What is expected:
Could you write out every record below exactly, leaving out any pictures?

Supplied material:
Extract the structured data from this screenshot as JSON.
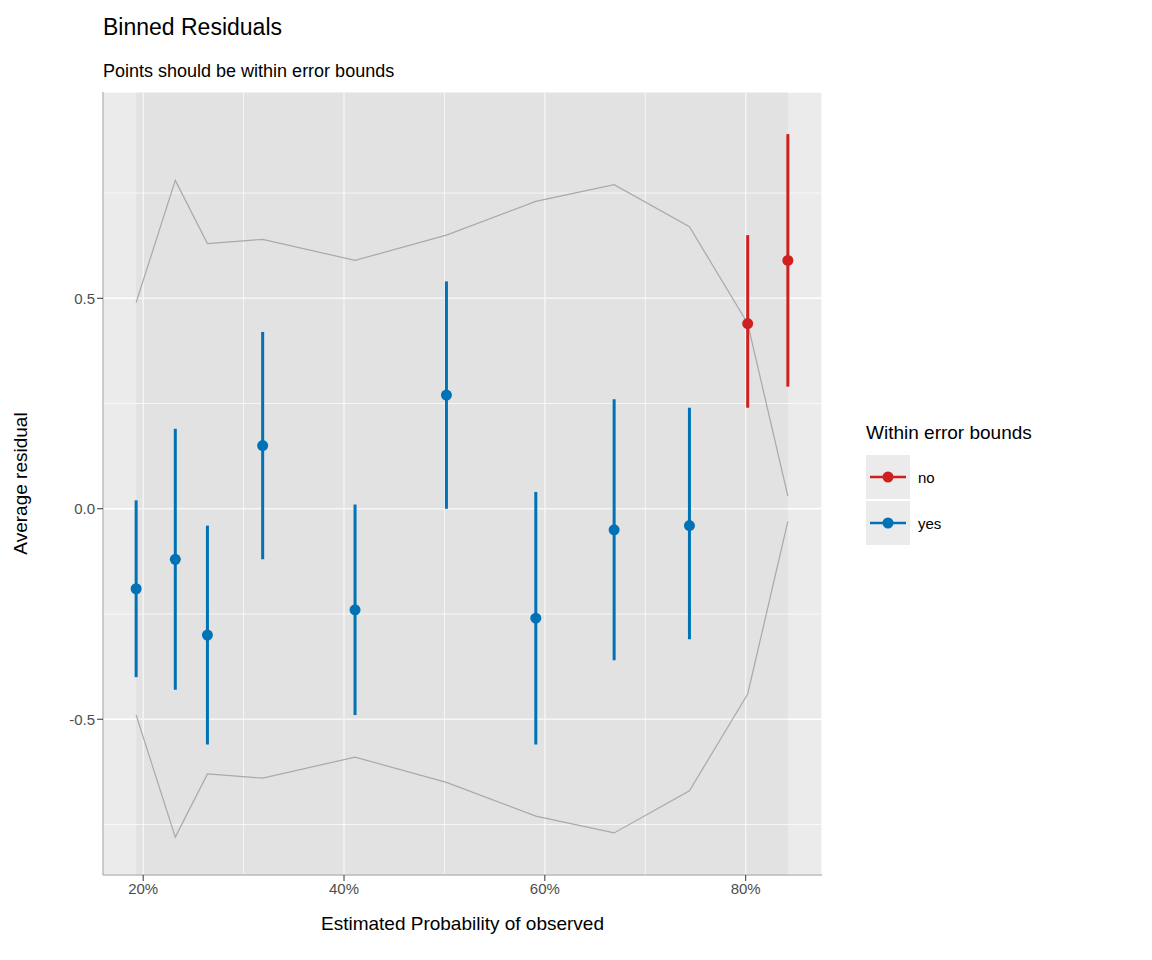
{
  "chart_data": {
    "type": "scatter",
    "title": "Binned Residuals",
    "subtitle": "Points should be within error bounds",
    "x_label": "Estimated Probability of observed",
    "y_label": "Average residual",
    "xlim": [
      16.0,
      87.6
    ],
    "xticks": [
      {
        "value": 20,
        "label": "20%"
      },
      {
        "value": 40,
        "label": "40%"
      },
      {
        "value": 60,
        "label": "60%"
      },
      {
        "value": 80,
        "label": "80%"
      }
    ],
    "ylim": [
      -0.87,
      0.99
    ],
    "yticks": [
      -0.5,
      {
        "value": 0,
        "label": "0.0"
      },
      0.5
    ],
    "grid": true,
    "legend": "right",
    "legend_title": "Within error bounds",
    "series": [
      {
        "name": "no",
        "color": "#cd201f",
        "marker": "circle",
        "x": [
          80.2,
          84.2
        ],
        "values": [
          0.44,
          0.59
        ],
        "error_low": [
          0.24,
          0.29
        ],
        "error_high": [
          0.65,
          0.89
        ]
      },
      {
        "name": "yes",
        "color": "#0072b5",
        "marker": "circle",
        "x": [
          19.3,
          23.2,
          26.4,
          31.9,
          41.1,
          50.2,
          59.1,
          66.9,
          74.4
        ],
        "values": [
          -0.19,
          -0.12,
          -0.3,
          0.15,
          -0.24,
          0.27,
          -0.26,
          -0.05,
          -0.04
        ],
        "error_low": [
          -0.4,
          -0.43,
          -0.56,
          -0.12,
          -0.49,
          0.0,
          -0.56,
          -0.36,
          -0.31
        ],
        "error_high": [
          0.02,
          0.19,
          -0.04,
          0.42,
          0.01,
          0.54,
          0.04,
          0.26,
          0.24
        ]
      }
    ],
    "bounds": {
      "color": "#a9a9a9",
      "x": [
        19.3,
        23.2,
        26.4,
        31.9,
        41.1,
        50.2,
        59.1,
        66.9,
        74.4,
        80.2,
        84.2
      ],
      "upper": [
        0.49,
        0.78,
        0.63,
        0.64,
        0.59,
        0.65,
        0.73,
        0.77,
        0.67,
        0.44,
        0.03
      ],
      "lower": [
        -0.49,
        -0.78,
        -0.63,
        -0.64,
        -0.59,
        -0.65,
        -0.73,
        -0.77,
        -0.67,
        -0.44,
        -0.03
      ]
    }
  }
}
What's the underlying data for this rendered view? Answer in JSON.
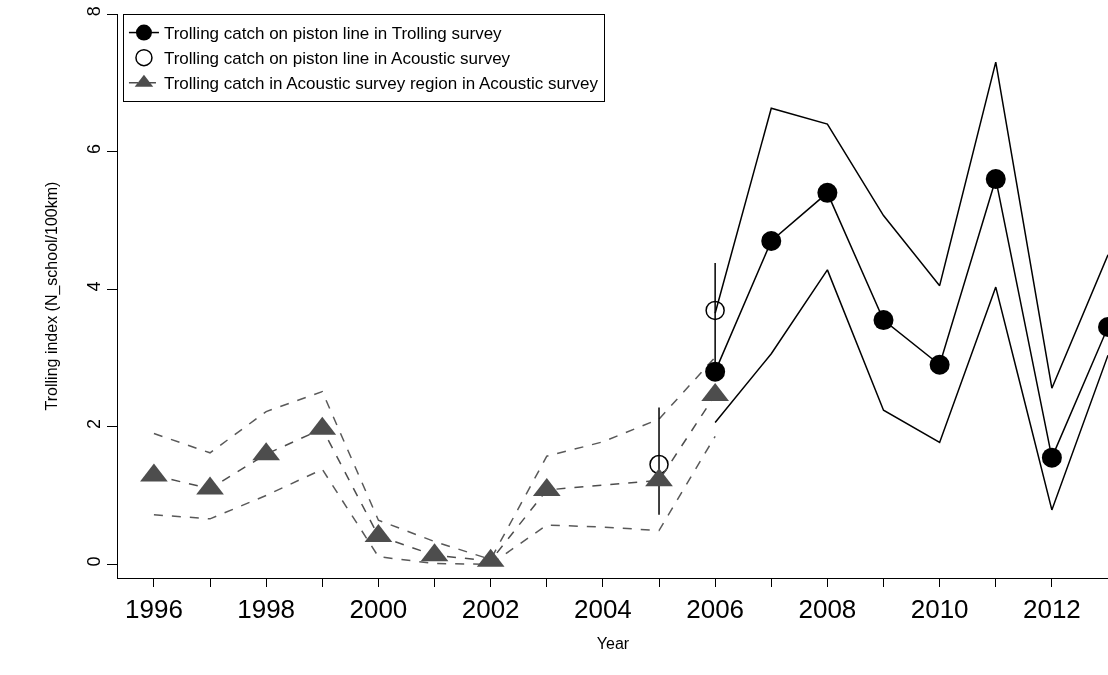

Response to the exercise:
Extract the structured data from this screenshot as JSON.
{
  "chart_data": {
    "type": "scatter",
    "title": "Binned Residuals",
    "subtitle": "Points should be within error bounds",
    "x_label": "Estimated Probability of observed",
    "y_label": "Average residual",
    "xlim": [
      16.0,
      87.6
    ],
    "xticks": [
      {
        "value": 20,
        "label": "20%"
      },
      {
        "value": 40,
        "label": "40%"
      },
      {
        "value": 60,
        "label": "60%"
      },
      {
        "value": 80,
        "label": "80%"
      }
    ],
    "ylim": [
      -0.87,
      0.99
    ],
    "yticks": [
      -0.5,
      {
        "value": 0,
        "label": "0.0"
      },
      0.5
    ],
    "grid": true,
    "legend": "right",
    "legend_title": "Within error bounds",
    "series": [
      {
        "name": "no",
        "color": "#cd201f",
        "marker": "circle",
        "x": [
          80.2,
          84.2
        ],
        "values": [
          0.44,
          0.59
        ],
        "error_low": [
          0.24,
          0.29
        ],
        "error_high": [
          0.65,
          0.89
        ]
      },
      {
        "name": "yes",
        "color": "#0072b5",
        "marker": "circle",
        "x": [
          19.3,
          23.2,
          26.4,
          31.9,
          41.1,
          50.2,
          59.1,
          66.9,
          74.4
        ],
        "values": [
          -0.19,
          -0.12,
          -0.3,
          0.15,
          -0.24,
          0.27,
          -0.26,
          -0.05,
          -0.04
        ],
        "error_low": [
          -0.4,
          -0.43,
          -0.56,
          -0.12,
          -0.49,
          0.0,
          -0.56,
          -0.36,
          -0.31
        ],
        "error_high": [
          0.02,
          0.19,
          -0.04,
          0.42,
          0.01,
          0.54,
          0.04,
          0.26,
          0.24
        ]
      }
    ],
    "bounds": {
      "color": "#a9a9a9",
      "x": [
        19.3,
        23.2,
        26.4,
        31.9,
        41.1,
        50.2,
        59.1,
        66.9,
        74.4,
        80.2,
        84.2
      ],
      "upper": [
        0.49,
        0.78,
        0.63,
        0.64,
        0.59,
        0.65,
        0.73,
        0.77,
        0.67,
        0.44,
        0.03
      ],
      "lower": [
        -0.49,
        -0.78,
        -0.63,
        -0.64,
        -0.59,
        -0.65,
        -0.73,
        -0.77,
        -0.67,
        -0.44,
        -0.03
      ]
    }
  }
}
What's the underlying data for this rendered view? Answer in JSON.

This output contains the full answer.